* BEGIN *

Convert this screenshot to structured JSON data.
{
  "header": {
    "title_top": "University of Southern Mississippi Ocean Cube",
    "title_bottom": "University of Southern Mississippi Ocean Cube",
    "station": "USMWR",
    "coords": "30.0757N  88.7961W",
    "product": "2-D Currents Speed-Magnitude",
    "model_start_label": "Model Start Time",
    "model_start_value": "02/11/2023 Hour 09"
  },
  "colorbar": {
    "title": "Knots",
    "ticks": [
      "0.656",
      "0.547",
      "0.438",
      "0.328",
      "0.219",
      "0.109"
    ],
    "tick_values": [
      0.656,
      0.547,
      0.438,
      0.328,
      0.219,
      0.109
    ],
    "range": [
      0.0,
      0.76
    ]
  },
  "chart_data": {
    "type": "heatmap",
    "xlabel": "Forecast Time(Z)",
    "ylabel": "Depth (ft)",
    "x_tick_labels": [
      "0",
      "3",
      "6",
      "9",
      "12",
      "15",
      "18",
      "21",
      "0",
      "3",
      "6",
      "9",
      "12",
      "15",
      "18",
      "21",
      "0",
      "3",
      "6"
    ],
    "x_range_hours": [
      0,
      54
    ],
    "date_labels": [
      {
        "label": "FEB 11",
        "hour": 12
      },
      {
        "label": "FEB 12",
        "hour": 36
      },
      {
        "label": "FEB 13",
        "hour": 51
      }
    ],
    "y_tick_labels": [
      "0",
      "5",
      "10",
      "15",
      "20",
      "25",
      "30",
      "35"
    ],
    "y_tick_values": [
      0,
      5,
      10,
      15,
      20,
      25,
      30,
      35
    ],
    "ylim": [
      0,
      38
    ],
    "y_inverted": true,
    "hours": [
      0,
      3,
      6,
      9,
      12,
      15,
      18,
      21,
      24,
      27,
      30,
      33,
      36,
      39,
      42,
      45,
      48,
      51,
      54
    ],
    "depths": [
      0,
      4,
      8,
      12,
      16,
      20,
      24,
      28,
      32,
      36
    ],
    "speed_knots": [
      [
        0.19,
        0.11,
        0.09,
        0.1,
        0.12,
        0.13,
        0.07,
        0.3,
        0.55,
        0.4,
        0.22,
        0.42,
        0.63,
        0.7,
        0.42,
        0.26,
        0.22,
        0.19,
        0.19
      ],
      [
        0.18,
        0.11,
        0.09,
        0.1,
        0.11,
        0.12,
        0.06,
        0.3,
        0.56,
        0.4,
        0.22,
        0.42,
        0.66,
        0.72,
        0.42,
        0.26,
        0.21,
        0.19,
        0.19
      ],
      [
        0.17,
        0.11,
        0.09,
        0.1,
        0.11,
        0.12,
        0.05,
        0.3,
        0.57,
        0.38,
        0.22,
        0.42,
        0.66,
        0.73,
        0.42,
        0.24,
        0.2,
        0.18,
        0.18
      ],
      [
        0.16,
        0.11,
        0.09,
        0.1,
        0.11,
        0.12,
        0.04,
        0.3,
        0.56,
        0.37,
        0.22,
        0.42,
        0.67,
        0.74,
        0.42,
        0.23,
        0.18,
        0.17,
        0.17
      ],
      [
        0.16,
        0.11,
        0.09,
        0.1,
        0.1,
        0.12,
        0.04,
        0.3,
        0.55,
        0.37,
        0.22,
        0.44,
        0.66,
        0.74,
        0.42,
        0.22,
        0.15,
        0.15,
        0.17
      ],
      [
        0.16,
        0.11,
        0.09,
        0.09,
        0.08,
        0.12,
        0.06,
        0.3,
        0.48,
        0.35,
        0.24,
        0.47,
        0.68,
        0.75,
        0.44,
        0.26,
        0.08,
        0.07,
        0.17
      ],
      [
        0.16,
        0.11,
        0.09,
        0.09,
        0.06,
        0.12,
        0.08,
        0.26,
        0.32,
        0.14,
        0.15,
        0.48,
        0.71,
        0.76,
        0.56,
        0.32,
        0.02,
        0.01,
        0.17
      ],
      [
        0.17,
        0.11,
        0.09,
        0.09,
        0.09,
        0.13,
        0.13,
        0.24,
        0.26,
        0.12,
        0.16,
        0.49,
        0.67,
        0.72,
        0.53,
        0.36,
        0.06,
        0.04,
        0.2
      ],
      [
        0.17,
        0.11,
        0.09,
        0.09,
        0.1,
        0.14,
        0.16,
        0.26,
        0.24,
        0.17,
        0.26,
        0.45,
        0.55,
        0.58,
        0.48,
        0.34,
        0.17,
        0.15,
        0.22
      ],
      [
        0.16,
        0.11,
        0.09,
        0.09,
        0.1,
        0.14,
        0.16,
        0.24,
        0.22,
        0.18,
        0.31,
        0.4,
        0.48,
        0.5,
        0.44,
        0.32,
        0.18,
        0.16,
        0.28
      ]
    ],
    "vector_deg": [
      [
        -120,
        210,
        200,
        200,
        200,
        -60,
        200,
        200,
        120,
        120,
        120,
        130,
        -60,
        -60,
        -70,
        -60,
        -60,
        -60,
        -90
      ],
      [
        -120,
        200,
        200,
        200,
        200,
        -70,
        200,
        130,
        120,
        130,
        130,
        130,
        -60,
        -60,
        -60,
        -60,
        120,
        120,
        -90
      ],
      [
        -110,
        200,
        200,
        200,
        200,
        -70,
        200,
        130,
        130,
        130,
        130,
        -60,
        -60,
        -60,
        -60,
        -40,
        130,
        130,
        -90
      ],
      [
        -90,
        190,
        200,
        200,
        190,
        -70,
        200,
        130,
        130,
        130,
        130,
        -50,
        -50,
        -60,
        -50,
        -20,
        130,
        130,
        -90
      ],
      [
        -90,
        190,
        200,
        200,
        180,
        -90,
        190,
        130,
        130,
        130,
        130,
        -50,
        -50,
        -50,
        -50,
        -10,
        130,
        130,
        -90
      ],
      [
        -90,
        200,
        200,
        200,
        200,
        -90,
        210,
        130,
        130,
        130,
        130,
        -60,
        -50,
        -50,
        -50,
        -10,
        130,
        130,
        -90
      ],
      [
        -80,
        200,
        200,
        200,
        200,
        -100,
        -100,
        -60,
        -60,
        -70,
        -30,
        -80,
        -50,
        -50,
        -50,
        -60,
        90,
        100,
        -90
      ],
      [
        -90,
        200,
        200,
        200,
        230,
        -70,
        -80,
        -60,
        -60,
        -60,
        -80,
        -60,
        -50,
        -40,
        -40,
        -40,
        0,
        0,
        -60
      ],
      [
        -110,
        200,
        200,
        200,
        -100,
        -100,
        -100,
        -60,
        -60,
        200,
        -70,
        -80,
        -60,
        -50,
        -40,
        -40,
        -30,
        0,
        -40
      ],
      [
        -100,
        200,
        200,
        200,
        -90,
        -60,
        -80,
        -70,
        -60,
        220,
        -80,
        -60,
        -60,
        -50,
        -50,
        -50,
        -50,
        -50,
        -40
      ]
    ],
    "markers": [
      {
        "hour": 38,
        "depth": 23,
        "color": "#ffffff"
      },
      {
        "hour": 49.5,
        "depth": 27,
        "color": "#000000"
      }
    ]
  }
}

* END *

§ Aim of the task
Can you restate every record above word for word?

§ Reply to the exercise
Convert this screenshot to structured JSON data.
{
  "header": {
    "title_top": "University of Southern Mississippi Ocean Cube",
    "title_bottom": "University of Southern Mississippi Ocean Cube",
    "station": "USMWR",
    "coords": "30.0757N  88.7961W",
    "product": "2-D Currents Speed-Magnitude",
    "model_start_label": "Model Start Time",
    "model_start_value": "02/11/2023 Hour 09"
  },
  "colorbar": {
    "title": "Knots",
    "ticks": [
      "0.656",
      "0.547",
      "0.438",
      "0.328",
      "0.219",
      "0.109"
    ],
    "tick_values": [
      0.656,
      0.547,
      0.438,
      0.328,
      0.219,
      0.109
    ],
    "range": [
      0.0,
      0.76
    ]
  },
  "chart_data": {
    "type": "heatmap",
    "xlabel": "Forecast Time(Z)",
    "ylabel": "Depth (ft)",
    "x_tick_labels": [
      "0",
      "3",
      "6",
      "9",
      "12",
      "15",
      "18",
      "21",
      "0",
      "3",
      "6",
      "9",
      "12",
      "15",
      "18",
      "21",
      "0",
      "3",
      "6"
    ],
    "x_range_hours": [
      0,
      54
    ],
    "date_labels": [
      {
        "label": "FEB 11",
        "hour": 12
      },
      {
        "label": "FEB 12",
        "hour": 36
      },
      {
        "label": "FEB 13",
        "hour": 51
      }
    ],
    "y_tick_labels": [
      "0",
      "5",
      "10",
      "15",
      "20",
      "25",
      "30",
      "35"
    ],
    "y_tick_values": [
      0,
      5,
      10,
      15,
      20,
      25,
      30,
      35
    ],
    "ylim": [
      0,
      38
    ],
    "y_inverted": true,
    "hours": [
      0,
      3,
      6,
      9,
      12,
      15,
      18,
      21,
      24,
      27,
      30,
      33,
      36,
      39,
      42,
      45,
      48,
      51,
      54
    ],
    "depths": [
      0,
      4,
      8,
      12,
      16,
      20,
      24,
      28,
      32,
      36
    ],
    "speed_knots": [
      [
        0.19,
        0.11,
        0.09,
        0.1,
        0.12,
        0.13,
        0.07,
        0.3,
        0.55,
        0.4,
        0.22,
        0.42,
        0.63,
        0.7,
        0.42,
        0.26,
        0.22,
        0.19,
        0.19
      ],
      [
        0.18,
        0.11,
        0.09,
        0.1,
        0.11,
        0.12,
        0.06,
        0.3,
        0.56,
        0.4,
        0.22,
        0.42,
        0.66,
        0.72,
        0.42,
        0.26,
        0.21,
        0.19,
        0.19
      ],
      [
        0.17,
        0.11,
        0.09,
        0.1,
        0.11,
        0.12,
        0.05,
        0.3,
        0.57,
        0.38,
        0.22,
        0.42,
        0.66,
        0.73,
        0.42,
        0.24,
        0.2,
        0.18,
        0.18
      ],
      [
        0.16,
        0.11,
        0.09,
        0.1,
        0.11,
        0.12,
        0.04,
        0.3,
        0.56,
        0.37,
        0.22,
        0.42,
        0.67,
        0.74,
        0.42,
        0.23,
        0.18,
        0.17,
        0.17
      ],
      [
        0.16,
        0.11,
        0.09,
        0.1,
        0.1,
        0.12,
        0.04,
        0.3,
        0.55,
        0.37,
        0.22,
        0.44,
        0.66,
        0.74,
        0.42,
        0.22,
        0.15,
        0.15,
        0.17
      ],
      [
        0.16,
        0.11,
        0.09,
        0.09,
        0.08,
        0.12,
        0.06,
        0.3,
        0.48,
        0.35,
        0.24,
        0.47,
        0.68,
        0.75,
        0.44,
        0.26,
        0.08,
        0.07,
        0.17
      ],
      [
        0.16,
        0.11,
        0.09,
        0.09,
        0.06,
        0.12,
        0.08,
        0.26,
        0.32,
        0.14,
        0.15,
        0.48,
        0.71,
        0.76,
        0.56,
        0.32,
        0.02,
        0.01,
        0.17
      ],
      [
        0.17,
        0.11,
        0.09,
        0.09,
        0.09,
        0.13,
        0.13,
        0.24,
        0.26,
        0.12,
        0.16,
        0.49,
        0.67,
        0.72,
        0.53,
        0.36,
        0.06,
        0.04,
        0.2
      ],
      [
        0.17,
        0.11,
        0.09,
        0.09,
        0.1,
        0.14,
        0.16,
        0.26,
        0.24,
        0.17,
        0.26,
        0.45,
        0.55,
        0.58,
        0.48,
        0.34,
        0.17,
        0.15,
        0.22
      ],
      [
        0.16,
        0.11,
        0.09,
        0.09,
        0.1,
        0.14,
        0.16,
        0.24,
        0.22,
        0.18,
        0.31,
        0.4,
        0.48,
        0.5,
        0.44,
        0.32,
        0.18,
        0.16,
        0.28
      ]
    ],
    "vector_deg": [
      [
        -120,
        210,
        200,
        200,
        200,
        -60,
        200,
        200,
        120,
        120,
        120,
        130,
        -60,
        -60,
        -70,
        -60,
        -60,
        -60,
        -90
      ],
      [
        -120,
        200,
        200,
        200,
        200,
        -70,
        200,
        130,
        120,
        130,
        130,
        130,
        -60,
        -60,
        -60,
        -60,
        120,
        120,
        -90
      ],
      [
        -110,
        200,
        200,
        200,
        200,
        -70,
        200,
        130,
        130,
        130,
        130,
        -60,
        -60,
        -60,
        -60,
        -40,
        130,
        130,
        -90
      ],
      [
        -90,
        190,
        200,
        200,
        190,
        -70,
        200,
        130,
        130,
        130,
        130,
        -50,
        -50,
        -60,
        -50,
        -20,
        130,
        130,
        -90
      ],
      [
        -90,
        190,
        200,
        200,
        180,
        -90,
        190,
        130,
        130,
        130,
        130,
        -50,
        -50,
        -50,
        -50,
        -10,
        130,
        130,
        -90
      ],
      [
        -90,
        200,
        200,
        200,
        200,
        -90,
        210,
        130,
        130,
        130,
        130,
        -60,
        -50,
        -50,
        -50,
        -10,
        130,
        130,
        -90
      ],
      [
        -80,
        200,
        200,
        200,
        200,
        -100,
        -100,
        -60,
        -60,
        -70,
        -30,
        -80,
        -50,
        -50,
        -50,
        -60,
        90,
        100,
        -90
      ],
      [
        -90,
        200,
        200,
        200,
        230,
        -70,
        -80,
        -60,
        -60,
        -60,
        -80,
        -60,
        -50,
        -40,
        -40,
        -40,
        0,
        0,
        -60
      ],
      [
        -110,
        200,
        200,
        200,
        -100,
        -100,
        -100,
        -60,
        -60,
        200,
        -70,
        -80,
        -60,
        -50,
        -40,
        -40,
        -30,
        0,
        -40
      ],
      [
        -100,
        200,
        200,
        200,
        -90,
        -60,
        -80,
        -70,
        -60,
        220,
        -80,
        -60,
        -60,
        -50,
        -50,
        -50,
        -50,
        -50,
        -40
      ]
    ],
    "markers": [
      {
        "hour": 38,
        "depth": 23,
        "color": "#ffffff"
      },
      {
        "hour": 49.5,
        "depth": 27,
        "color": "#000000"
      }
    ]
  }
}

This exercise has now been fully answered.